[Source data]

======

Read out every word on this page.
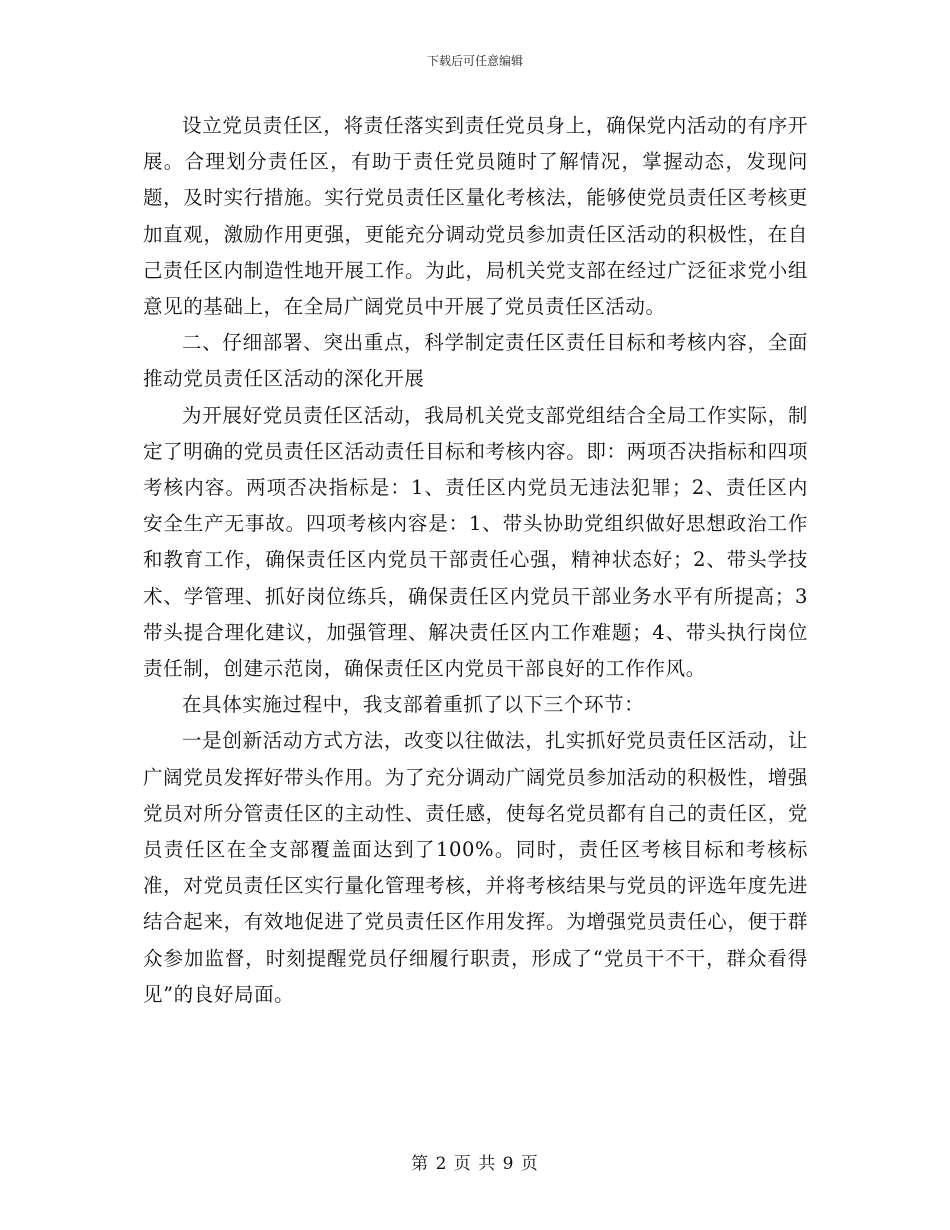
下载后可任意编辑

设立党员责任区，将责任落实到责任党员身上，确保党内活动的有序开展。合理划分责任区，有助于责任党员随时了解情况，掌握动态，发现问题，及时实行措施。实行党员责任区量化考核法，能够使党员责任区考核更加直观，激励作用更强，更能充分调动党员参加责任区活动的积极性，在自己责任区内制造性地开展工作。为此，局机关党支部在经过广泛征求党小组意见的基础上，在全局广阔党员中开展了党员责任区活动。

二、仔细部署、突出重点，科学制定责任区责任目标和考核内容，全面推动党员责任区活动的深化开展

为开展好党员责任区活动，我局机关党支部党组结合全局工作实际，制定了明确的党员责任区活动责任目标和考核内容。即：两项否决指标和四项考核内容。两项否决指标是：1、责任区内党员无违法犯罪；2、责任区内安全生产无事故。四项考核内容是：1、带头协助党组织做好思想政治工作和教育工作，确保责任区内党员干部责任心强，精神状态好；2、带头学技术、学管理、抓好岗位练兵，确保责任区内党员干部业务水平有所提高；3带头提合理化建议，加强管理、解决责任区内工作难题；4、带头执行岗位责任制，创建示范岗，确保责任区内党员干部良好的工作作风。

在具体实施过程中，我支部着重抓了以下三个环节：

一是创新活动方式方法，改变以往做法，扎实抓好党员责任区活动，让广阔党员发挥好带头作用。为了充分调动广阔党员参加活动的积极性，增强党员对所分管责任区的主动性、责任感，使每名党员都有自己的责任区，党员责任区在全支部覆盖面达到了100%。同时，责任区考核目标和考核标准，对党员责任区实行量化管理考核，并将考核结果与党员的评选年度先进结合起来，有效地促进了党员责任区作用发挥。为增强党员责任心，便于群众参加监督，时刻提醒党员仔细履行职责，形成了“党员干不干，群众看得见”的良好局面。

第 2 页 共 9 页
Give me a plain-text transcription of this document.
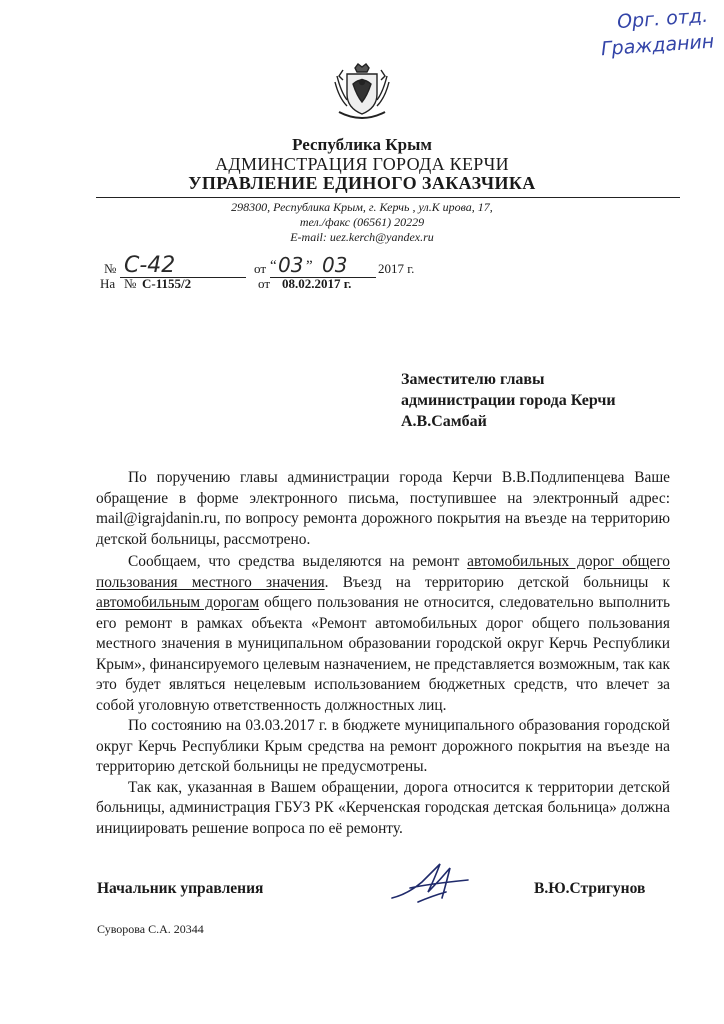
Орг. отд.
Гражданин
Республика Крым
АДМИНСТРАЦИЯ ГОРОДА КЕРЧИ
УПРАВЛЕНИЕ ЕДИНОГО ЗАКАЗЧИКА
298300, Республика Крым, г. Керчь , ул.К ирова, 17,
тел./факс (06561) 20229
E-mail: uez.kerch@yandex.ru
№ С-42	от “ 03 ” 03 2017 г.
На № С-1155/2	от 08.02.2017 г.
Заместителю главы
администрации города Керчи
А.В.Самбай

По поручению главы администрации города Керчи В.В.Подлипенцева Ваше обращение в форме электронного письма, поступившее на электронный адрес: mail@igrajdanin.ru, по вопросу ремонта дорожного покрытия на въезде на территорию детской больницы, рассмотрено.

Сообщаем, что средства выделяются на ремонт автомобильных дорог общего пользования местного значения. Въезд на территорию детской больницы к автомобильным дорогам общего пользования не относится, следовательно выполнить его ремонт в рамках объекта «Ремонт автомобильных дорог общего пользования местного значения в муниципальном образовании городской округ Керчь Республики Крым», финансируемого целевым назначением, не представляется возможным, так как это будет являться нецелевым использованием бюджетных средств, что влечет за собой уголовную ответственность должностных лиц.

По состоянию на 03.03.2017 г. в бюджете муниципального образования городской округ Керчь Республики Крым средства на ремонт дорожного покрытия на въезде на территорию детской больницы не предусмотрены.

Так как, указанная в Вашем обращении, дорога относится к территории детской больницы, администрация ГБУЗ РК «Керченская городская детская больница» должна инициировать решение вопроса по её ремонту.

Начальник управления	В.Ю.Стригунов
Суворова С.А. 20344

======

WHAT TO WORK ON: Identify and copy all lines with the word "дорожного".

OUTPUT FOR THIS EXERCISE:
По поручению главы администрации города Керчи В.В.Подлипенцева Ваше обращение в форме электронного письма, поступившее на электронный адрес: mail@igrajdanin.ru, по вопросу ремонта дорожного покрытия на въезде на территорию детской больницы, рассмотрено.
По состоянию на 03.03.2017 г. в бюджете муниципального образования городской округ Керчь Республики Крым средства на ремонт дорожного покрытия на въезде на территорию детской больницы не предусмотрены.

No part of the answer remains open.